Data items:
──────

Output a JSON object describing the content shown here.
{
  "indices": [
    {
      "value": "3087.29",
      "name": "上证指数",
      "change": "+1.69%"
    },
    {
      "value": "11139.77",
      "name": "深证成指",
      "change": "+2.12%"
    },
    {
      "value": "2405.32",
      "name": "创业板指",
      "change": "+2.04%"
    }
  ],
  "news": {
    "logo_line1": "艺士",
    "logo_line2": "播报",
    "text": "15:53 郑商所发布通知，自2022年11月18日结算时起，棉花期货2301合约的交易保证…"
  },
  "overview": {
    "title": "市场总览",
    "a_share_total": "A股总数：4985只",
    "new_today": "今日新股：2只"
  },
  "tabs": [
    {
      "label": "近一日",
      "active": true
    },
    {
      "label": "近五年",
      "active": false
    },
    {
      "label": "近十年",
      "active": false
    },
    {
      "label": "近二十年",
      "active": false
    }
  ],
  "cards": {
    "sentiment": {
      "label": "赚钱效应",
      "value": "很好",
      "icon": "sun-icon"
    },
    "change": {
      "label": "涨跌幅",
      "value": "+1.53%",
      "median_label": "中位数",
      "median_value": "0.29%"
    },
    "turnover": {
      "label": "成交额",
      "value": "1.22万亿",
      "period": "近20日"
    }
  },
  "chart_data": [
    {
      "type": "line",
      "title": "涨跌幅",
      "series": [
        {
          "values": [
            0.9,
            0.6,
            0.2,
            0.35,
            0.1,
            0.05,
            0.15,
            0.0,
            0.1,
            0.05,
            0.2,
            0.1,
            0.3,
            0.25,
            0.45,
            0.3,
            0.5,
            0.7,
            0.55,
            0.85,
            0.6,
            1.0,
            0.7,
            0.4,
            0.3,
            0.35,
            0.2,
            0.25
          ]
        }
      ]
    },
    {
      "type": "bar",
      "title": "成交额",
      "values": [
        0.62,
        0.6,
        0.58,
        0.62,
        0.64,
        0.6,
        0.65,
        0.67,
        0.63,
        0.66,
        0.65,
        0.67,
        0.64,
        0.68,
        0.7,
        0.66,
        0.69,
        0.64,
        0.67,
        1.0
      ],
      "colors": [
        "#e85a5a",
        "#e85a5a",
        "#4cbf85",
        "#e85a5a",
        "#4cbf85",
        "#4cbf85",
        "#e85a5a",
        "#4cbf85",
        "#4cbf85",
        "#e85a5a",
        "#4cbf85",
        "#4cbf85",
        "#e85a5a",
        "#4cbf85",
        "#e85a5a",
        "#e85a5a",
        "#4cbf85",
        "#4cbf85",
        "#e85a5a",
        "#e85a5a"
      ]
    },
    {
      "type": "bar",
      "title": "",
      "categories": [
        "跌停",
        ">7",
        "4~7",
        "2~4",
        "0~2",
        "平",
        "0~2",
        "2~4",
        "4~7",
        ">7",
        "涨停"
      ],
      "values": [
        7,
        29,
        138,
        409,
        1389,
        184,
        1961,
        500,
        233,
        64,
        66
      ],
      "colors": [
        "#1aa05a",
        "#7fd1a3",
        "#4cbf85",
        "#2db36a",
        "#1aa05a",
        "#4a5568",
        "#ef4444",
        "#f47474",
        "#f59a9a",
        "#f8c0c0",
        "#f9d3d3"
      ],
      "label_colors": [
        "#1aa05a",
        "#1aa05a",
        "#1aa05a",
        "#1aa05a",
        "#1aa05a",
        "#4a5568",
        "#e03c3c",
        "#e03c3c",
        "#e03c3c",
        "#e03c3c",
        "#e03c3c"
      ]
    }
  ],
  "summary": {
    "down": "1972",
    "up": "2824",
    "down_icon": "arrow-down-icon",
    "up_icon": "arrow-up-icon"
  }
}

──────

Retype the whole listing, matching it exactly.

## RESULT OF THIS TASK
Output a JSON object describing the content shown here.
{
  "indices": [
    {
      "value": "3087.29",
      "name": "上证指数",
      "change": "+1.69%"
    },
    {
      "value": "11139.77",
      "name": "深证成指",
      "change": "+2.12%"
    },
    {
      "value": "2405.32",
      "name": "创业板指",
      "change": "+2.04%"
    }
  ],
  "news": {
    "logo_line1": "艺士",
    "logo_line2": "播报",
    "text": "15:53 郑商所发布通知，自2022年11月18日结算时起，棉花期货2301合约的交易保证…"
  },
  "overview": {
    "title": "市场总览",
    "a_share_total": "A股总数：4985只",
    "new_today": "今日新股：2只"
  },
  "tabs": [
    {
      "label": "近一日",
      "active": true
    },
    {
      "label": "近五年",
      "active": false
    },
    {
      "label": "近十年",
      "active": false
    },
    {
      "label": "近二十年",
      "active": false
    }
  ],
  "cards": {
    "sentiment": {
      "label": "赚钱效应",
      "value": "很好",
      "icon": "sun-icon"
    },
    "change": {
      "label": "涨跌幅",
      "value": "+1.53%",
      "median_label": "中位数",
      "median_value": "0.29%"
    },
    "turnover": {
      "label": "成交额",
      "value": "1.22万亿",
      "period": "近20日"
    }
  },
  "chart_data": [
    {
      "type": "line",
      "title": "涨跌幅",
      "series": [
        {
          "values": [
            0.9,
            0.6,
            0.2,
            0.35,
            0.1,
            0.05,
            0.15,
            0.0,
            0.1,
            0.05,
            0.2,
            0.1,
            0.3,
            0.25,
            0.45,
            0.3,
            0.5,
            0.7,
            0.55,
            0.85,
            0.6,
            1.0,
            0.7,
            0.4,
            0.3,
            0.35,
            0.2,
            0.25
          ]
        }
      ]
    },
    {
      "type": "bar",
      "title": "成交额",
      "values": [
        0.62,
        0.6,
        0.58,
        0.62,
        0.64,
        0.6,
        0.65,
        0.67,
        0.63,
        0.66,
        0.65,
        0.67,
        0.64,
        0.68,
        0.7,
        0.66,
        0.69,
        0.64,
        0.67,
        1.0
      ],
      "colors": [
        "#e85a5a",
        "#e85a5a",
        "#4cbf85",
        "#e85a5a",
        "#4cbf85",
        "#4cbf85",
        "#e85a5a",
        "#4cbf85",
        "#4cbf85",
        "#e85a5a",
        "#4cbf85",
        "#4cbf85",
        "#e85a5a",
        "#4cbf85",
        "#e85a5a",
        "#e85a5a",
        "#4cbf85",
        "#4cbf85",
        "#e85a5a",
        "#e85a5a"
      ]
    },
    {
      "type": "bar",
      "title": "",
      "categories": [
        "跌停",
        ">7",
        "4~7",
        "2~4",
        "0~2",
        "平",
        "0~2",
        "2~4",
        "4~7",
        ">7",
        "涨停"
      ],
      "values": [
        7,
        29,
        138,
        409,
        1389,
        184,
        1961,
        500,
        233,
        64,
        66
      ],
      "colors": [
        "#1aa05a",
        "#7fd1a3",
        "#4cbf85",
        "#2db36a",
        "#1aa05a",
        "#4a5568",
        "#ef4444",
        "#f47474",
        "#f59a9a",
        "#f8c0c0",
        "#f9d3d3"
      ],
      "label_colors": [
        "#1aa05a",
        "#1aa05a",
        "#1aa05a",
        "#1aa05a",
        "#1aa05a",
        "#4a5568",
        "#e03c3c",
        "#e03c3c",
        "#e03c3c",
        "#e03c3c",
        "#e03c3c"
      ]
    }
  ],
  "summary": {
    "down": "1972",
    "up": "2824",
    "down_icon": "arrow-down-icon",
    "up_icon": "arrow-up-icon"
  }
}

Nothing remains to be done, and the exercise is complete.